**Information supplied**
+--
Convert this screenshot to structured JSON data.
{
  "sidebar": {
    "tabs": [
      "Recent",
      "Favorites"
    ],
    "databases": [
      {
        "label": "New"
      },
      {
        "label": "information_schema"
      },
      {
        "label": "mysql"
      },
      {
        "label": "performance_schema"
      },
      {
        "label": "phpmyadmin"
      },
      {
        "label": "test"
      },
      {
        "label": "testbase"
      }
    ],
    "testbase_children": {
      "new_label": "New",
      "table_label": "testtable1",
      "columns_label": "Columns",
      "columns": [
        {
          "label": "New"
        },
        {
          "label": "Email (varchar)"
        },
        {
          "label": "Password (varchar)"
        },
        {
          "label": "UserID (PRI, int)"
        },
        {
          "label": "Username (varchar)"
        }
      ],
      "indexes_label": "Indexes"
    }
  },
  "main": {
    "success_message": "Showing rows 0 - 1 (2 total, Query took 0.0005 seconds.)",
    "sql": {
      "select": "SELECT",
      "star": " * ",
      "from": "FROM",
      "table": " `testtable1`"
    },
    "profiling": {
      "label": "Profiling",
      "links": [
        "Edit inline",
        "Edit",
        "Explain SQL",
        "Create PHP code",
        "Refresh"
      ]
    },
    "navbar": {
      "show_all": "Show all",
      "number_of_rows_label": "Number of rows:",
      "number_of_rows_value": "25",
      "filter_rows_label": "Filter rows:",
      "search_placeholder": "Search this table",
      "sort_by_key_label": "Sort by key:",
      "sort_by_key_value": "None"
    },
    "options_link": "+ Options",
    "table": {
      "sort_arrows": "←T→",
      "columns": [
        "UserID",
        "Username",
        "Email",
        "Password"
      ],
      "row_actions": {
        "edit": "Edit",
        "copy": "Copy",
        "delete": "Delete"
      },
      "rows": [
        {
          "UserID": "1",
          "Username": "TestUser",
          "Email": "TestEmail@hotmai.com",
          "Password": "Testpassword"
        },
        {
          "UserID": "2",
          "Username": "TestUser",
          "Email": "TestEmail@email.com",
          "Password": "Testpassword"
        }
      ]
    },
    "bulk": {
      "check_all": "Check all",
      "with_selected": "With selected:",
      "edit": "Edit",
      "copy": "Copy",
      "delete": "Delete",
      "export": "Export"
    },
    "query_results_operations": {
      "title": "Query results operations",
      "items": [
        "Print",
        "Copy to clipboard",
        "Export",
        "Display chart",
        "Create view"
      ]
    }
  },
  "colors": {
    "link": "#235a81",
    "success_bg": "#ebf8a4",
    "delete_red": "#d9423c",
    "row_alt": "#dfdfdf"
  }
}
+--
**Instructions to follow**
Establish how many lines of the records contain the string "Email" and state that number without elaboration.

**Response below**
4